■ **GOAL OF THE EXERCISE**
Would you repeat the listing exactly but omit every picture?

■ **Extracts from a graphics dataset**
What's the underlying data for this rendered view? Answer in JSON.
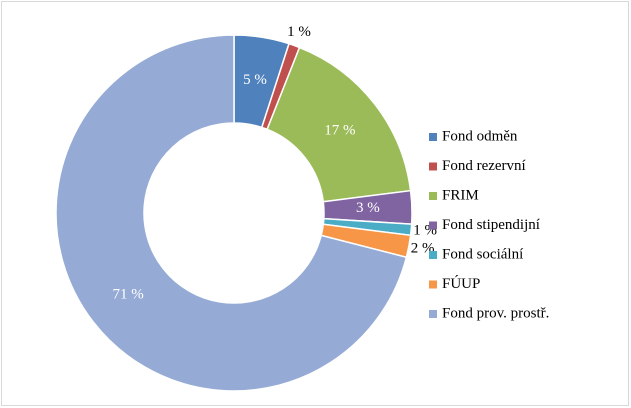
{
  "chart_data": {
    "type": "doughnut",
    "categories": [
      "Fond odměn",
      "Fond rezervní",
      "FRIM",
      "Fond stipendijní",
      "Fond sociální",
      "FÚUP",
      "Fond prov. prostř."
    ],
    "values": [
      5,
      1,
      17,
      3,
      1,
      2,
      71
    ],
    "value_labels": [
      "5 %",
      "1 %",
      "17 %",
      "3 %",
      "1 %",
      "2 %",
      "71 %"
    ],
    "colors": [
      "#4f81bd",
      "#c0504d",
      "#9bbb59",
      "#8064a2",
      "#4bacc6",
      "#f79646",
      "#95abd5"
    ],
    "legend": "right"
  }
}
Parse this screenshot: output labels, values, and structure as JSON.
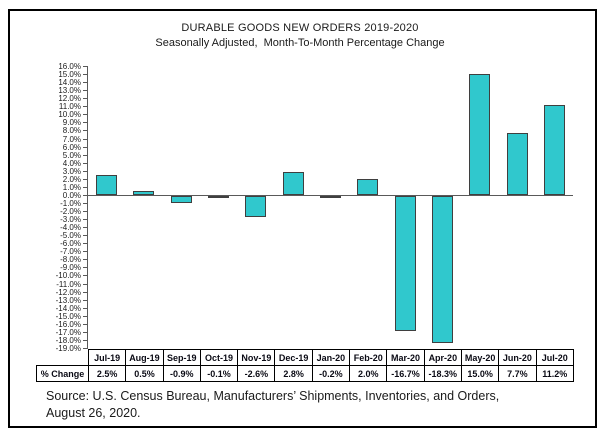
{
  "window": {
    "background": "#ffffff",
    "frame_border_color": "#000000"
  },
  "chart_data": {
    "type": "bar",
    "title": "DURABLE GOODS NEW ORDERS 2019-2020",
    "subtitle": "Seasonally Adjusted,  Month-To-Month Percentage Change",
    "categories": [
      "Jul-19",
      "Aug-19",
      "Sep-19",
      "Oct-19",
      "Nov-19",
      "Dec-19",
      "Jan-20",
      "Feb-20",
      "Mar-20",
      "Apr-20",
      "May-20",
      "Jun-20",
      "Jul-20"
    ],
    "values": [
      2.5,
      0.5,
      -0.9,
      -0.1,
      -2.6,
      2.8,
      -0.2,
      2.0,
      -16.7,
      -18.3,
      15.0,
      7.7,
      11.2
    ],
    "value_labels": [
      "2.5%",
      "0.5%",
      "-0.9%",
      "-0.1%",
      "-2.6%",
      "2.8%",
      "-0.2%",
      "2.0%",
      "-16.7%",
      "-18.3%",
      "15.0%",
      "7.7%",
      "11.2%"
    ],
    "row_header": "% Change",
    "xlabel": "",
    "ylabel": "",
    "ylim": [
      -19,
      16
    ],
    "ytick_step": 1,
    "ytick_format": "0.0%",
    "grid": false,
    "legend_position": "none",
    "bar_color": "#30c8cd",
    "bar_border_color": "#3f3f3f",
    "axis_color": "#595959"
  },
  "source": {
    "line1": "Source: U.S. Census Bureau, Manufacturers’ Shipments, Inventories, and Orders,",
    "line2": "August 26, 2020."
  }
}
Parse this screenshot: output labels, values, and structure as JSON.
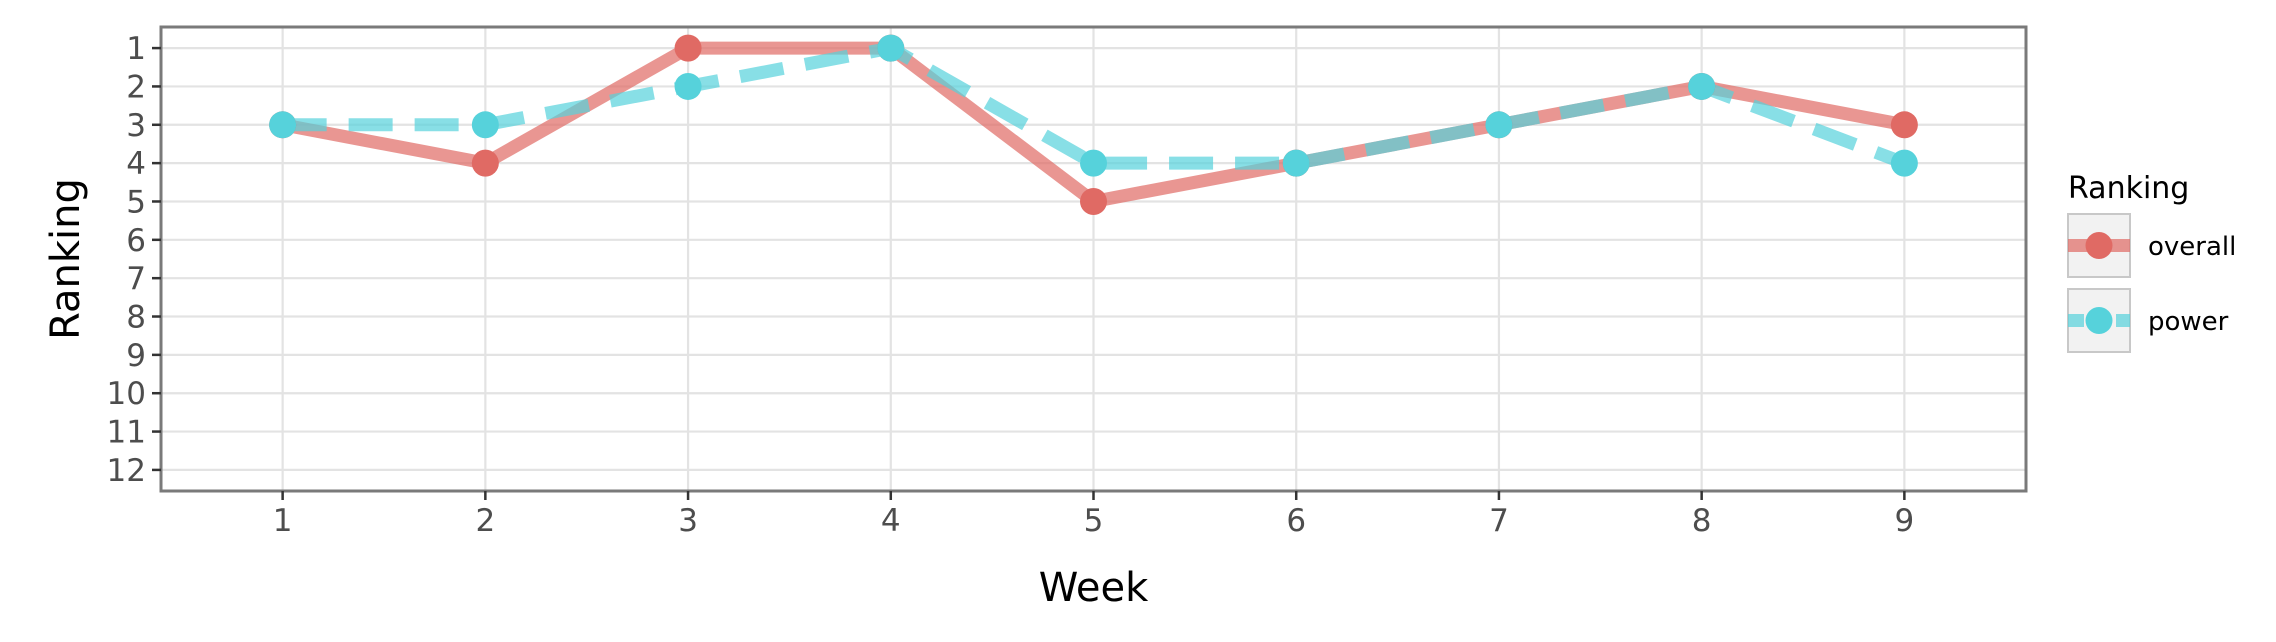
{
  "chart_data": {
    "type": "line",
    "title": "",
    "xlabel": "Week",
    "ylabel": "Ranking",
    "x": [
      1,
      2,
      3,
      4,
      5,
      6,
      7,
      8,
      9
    ],
    "x_ticks": [
      "1",
      "2",
      "3",
      "4",
      "5",
      "6",
      "7",
      "8",
      "9"
    ],
    "y_ticks": [
      "1",
      "2",
      "3",
      "4",
      "5",
      "6",
      "7",
      "8",
      "9",
      "10",
      "11",
      "12"
    ],
    "xlim": [
      0.4,
      9.6
    ],
    "ylim": [
      12.55,
      0.45
    ],
    "y_reversed": true,
    "grid": true,
    "legend": {
      "title": "Ranking",
      "position": "right"
    },
    "series": [
      {
        "name": "overall",
        "values": [
          3,
          4,
          1,
          1,
          5,
          4,
          3,
          2,
          3
        ],
        "color": "#E06A64",
        "line_style": "solid"
      },
      {
        "name": "power",
        "values": [
          3,
          3,
          2,
          1,
          4,
          4,
          3,
          2,
          4
        ],
        "color": "#56D2DB",
        "line_style": "dashed"
      }
    ]
  }
}
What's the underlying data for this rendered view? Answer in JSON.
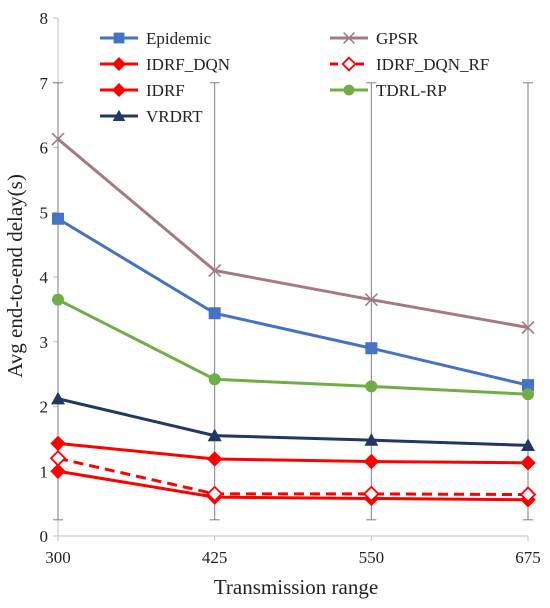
{
  "chart_data": {
    "type": "line",
    "title": "",
    "xlabel": "Transmission range",
    "ylabel": "Avg end-to-end delay(s)",
    "categories": [
      "300",
      "425",
      "550",
      "675"
    ],
    "ylim": [
      0,
      8
    ],
    "yticks": [
      "0",
      "1",
      "2",
      "3",
      "4",
      "5",
      "6",
      "7",
      "8"
    ],
    "grid": false,
    "legend_position": "top",
    "error_bars": {
      "low": 0.25,
      "high": 7.0
    },
    "series": [
      {
        "name": "Epidemic",
        "values": [
          4.9,
          3.44,
          2.9,
          2.33
        ],
        "color": "#4472c4",
        "marker": "square",
        "dashed": false
      },
      {
        "name": "GPSR",
        "values": [
          6.13,
          4.1,
          3.65,
          3.22
        ],
        "color": "#a47a7f",
        "marker": "x",
        "dashed": false
      },
      {
        "name": "IDRF_DQN",
        "values": [
          1.0,
          0.6,
          0.58,
          0.56
        ],
        "color": "#ff0000",
        "marker": "diamond-filled",
        "dashed": false
      },
      {
        "name": "IDRF_DQN_RF",
        "values": [
          1.2,
          0.65,
          0.65,
          0.64
        ],
        "color": "#ff0000",
        "marker": "diamond-open",
        "dashed": true
      },
      {
        "name": "IDRF",
        "values": [
          1.43,
          1.19,
          1.15,
          1.13
        ],
        "color": "#ff0000",
        "marker": "diamond-filled",
        "dashed": false
      },
      {
        "name": "TDRL-RP",
        "values": [
          3.65,
          2.42,
          2.31,
          2.19
        ],
        "color": "#70ad47",
        "marker": "circle",
        "dashed": false
      },
      {
        "name": "VRDRT",
        "values": [
          2.12,
          1.55,
          1.48,
          1.4
        ],
        "color": "#1f3864",
        "marker": "triangle",
        "dashed": false
      }
    ]
  }
}
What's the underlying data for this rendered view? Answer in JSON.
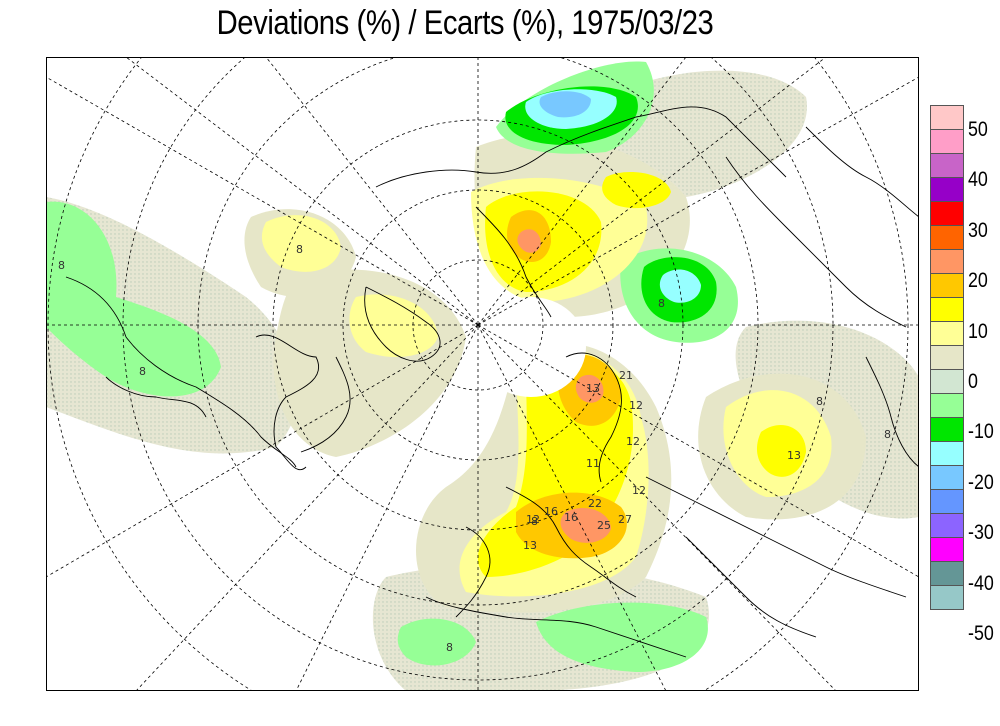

■ **THE REPLY**
What's the underlying data for this rendered view? Answer in JSON.
{
  "chart_data": {
    "type": "doughnut",
    "categories": [
      "Fond odměn",
      "Fond rezervní",
      "FRIM",
      "Fond stipendijní",
      "Fond sociální",
      "FÚUP",
      "Fond prov. prostř."
    ],
    "values": [
      5,
      1,
      17,
      3,
      1,
      2,
      71
    ],
    "value_labels": [
      "5 %",
      "1 %",
      "17 %",
      "3 %",
      "1 %",
      "2 %",
      "71 %"
    ],
    "colors": [
      "#4f81bd",
      "#c0504d",
      "#9bbb59",
      "#8064a2",
      "#4bacc6",
      "#f79646",
      "#95abd5"
    ],
    "legend": "right"
  }
}
Parse this screenshot: output labels, values, and structure as JSON.
{
  "window": {
    "background": "#ffffff",
    "frame_border_color": "#000000"
  },
  "chart_data": {
    "type": "bar",
    "title": "DURABLE GOODS NEW ORDERS 2019-2020",
    "subtitle": "Seasonally Adjusted,  Month-To-Month Percentage Change",
    "categories": [
      "Jul-19",
      "Aug-19",
      "Sep-19",
      "Oct-19",
      "Nov-19",
      "Dec-19",
      "Jan-20",
      "Feb-20",
      "Mar-20",
      "Apr-20",
      "May-20",
      "Jun-20",
      "Jul-20"
    ],
    "values": [
      2.5,
      0.5,
      -0.9,
      -0.1,
      -2.6,
      2.8,
      -0.2,
      2.0,
      -16.7,
      -18.3,
      15.0,
      7.7,
      11.2
    ],
    "value_labels": [
      "2.5%",
      "0.5%",
      "-0.9%",
      "-0.1%",
      "-2.6%",
      "2.8%",
      "-0.2%",
      "2.0%",
      "-16.7%",
      "-18.3%",
      "15.0%",
      "7.7%",
      "11.2%"
    ],
    "row_header": "% Change",
    "xlabel": "",
    "ylabel": "",
    "ylim": [
      -19,
      16
    ],
    "ytick_step": 1,
    "ytick_format": "0.0%",
    "grid": false,
    "legend_position": "none",
    "bar_color": "#30c8cd",
    "bar_border_color": "#3f3f3f",
    "axis_color": "#595959"
  },
  "source": {
    "line1": "Source: U.S. Census Bureau, Manufacturers’ Shipments, Inventories, and Orders,",
    "line2": "August 26, 2020."
  }
}
Parse this screenshot: output labels, values, and structure as JSON.
{
  "chart_data": {
    "type": "line",
    "title": "",
    "xlabel": "Week",
    "ylabel": "Ranking",
    "x": [
      1,
      2,
      3,
      4,
      5,
      6,
      7,
      8,
      9
    ],
    "x_ticks": [
      "1",
      "2",
      "3",
      "4",
      "5",
      "6",
      "7",
      "8",
      "9"
    ],
    "y_ticks": [
      "1",
      "2",
      "3",
      "4",
      "5",
      "6",
      "7",
      "8",
      "9",
      "10",
      "11",
      "12"
    ],
    "xlim": [
      0.4,
      9.6
    ],
    "ylim": [
      12.55,
      0.45
    ],
    "y_reversed": true,
    "grid": true,
    "legend": {
      "title": "Ranking",
      "position": "right"
    },
    "series": [
      {
        "name": "overall",
        "values": [
          3,
          4,
          1,
          1,
          5,
          4,
          3,
          2,
          3
        ],
        "color": "#E06A64",
        "line_style": "solid"
      },
      {
        "name": "power",
        "values": [
          3,
          3,
          2,
          1,
          4,
          4,
          3,
          2,
          4
        ],
        "color": "#56D2DB",
        "line_style": "dashed"
      }
    ]
  }
}
What's the underlying data for this rendered view? Answer in JSON.
{
  "chart_data": {
    "type": "line",
    "title": "",
    "xlabel": "Transmission range",
    "ylabel": "Avg end-to-end delay(s)",
    "categories": [
      "300",
      "425",
      "550",
      "675"
    ],
    "ylim": [
      0,
      8
    ],
    "yticks": [
      "0",
      "1",
      "2",
      "3",
      "4",
      "5",
      "6",
      "7",
      "8"
    ],
    "grid": false,
    "legend_position": "top",
    "error_bars": {
      "low": 0.25,
      "high": 7.0
    },
    "series": [
      {
        "name": "Epidemic",
        "values": [
          4.9,
          3.44,
          2.9,
          2.33
        ],
        "color": "#4472c4",
        "marker": "square",
        "dashed": false
      },
      {
        "name": "GPSR",
        "values": [
          6.13,
          4.1,
          3.65,
          3.22
        ],
        "color": "#a47a7f",
        "marker": "x",
        "dashed": false
      },
      {
        "name": "IDRF_DQN",
        "values": [
          1.0,
          0.6,
          0.58,
          0.56
        ],
        "color": "#ff0000",
        "marker": "diamond-filled",
        "dashed": false
      },
      {
        "name": "IDRF_DQN_RF",
        "values": [
          1.2,
          0.65,
          0.65,
          0.64
        ],
        "color": "#ff0000",
        "marker": "diamond-open",
        "dashed": true
      },
      {
        "name": "IDRF",
        "values": [
          1.43,
          1.19,
          1.15,
          1.13
        ],
        "color": "#ff0000",
        "marker": "diamond-filled",
        "dashed": false
      },
      {
        "name": "TDRL-RP",
        "values": [
          3.65,
          2.42,
          2.31,
          2.19
        ],
        "color": "#70ad47",
        "marker": "circle",
        "dashed": false
      },
      {
        "name": "VRDRT",
        "values": [
          2.12,
          1.55,
          1.48,
          1.4
        ],
        "color": "#1f3864",
        "marker": "triangle",
        "dashed": false
      }
    ]
  }
}
What's the underlying data for this rendered view? Answer in JSON.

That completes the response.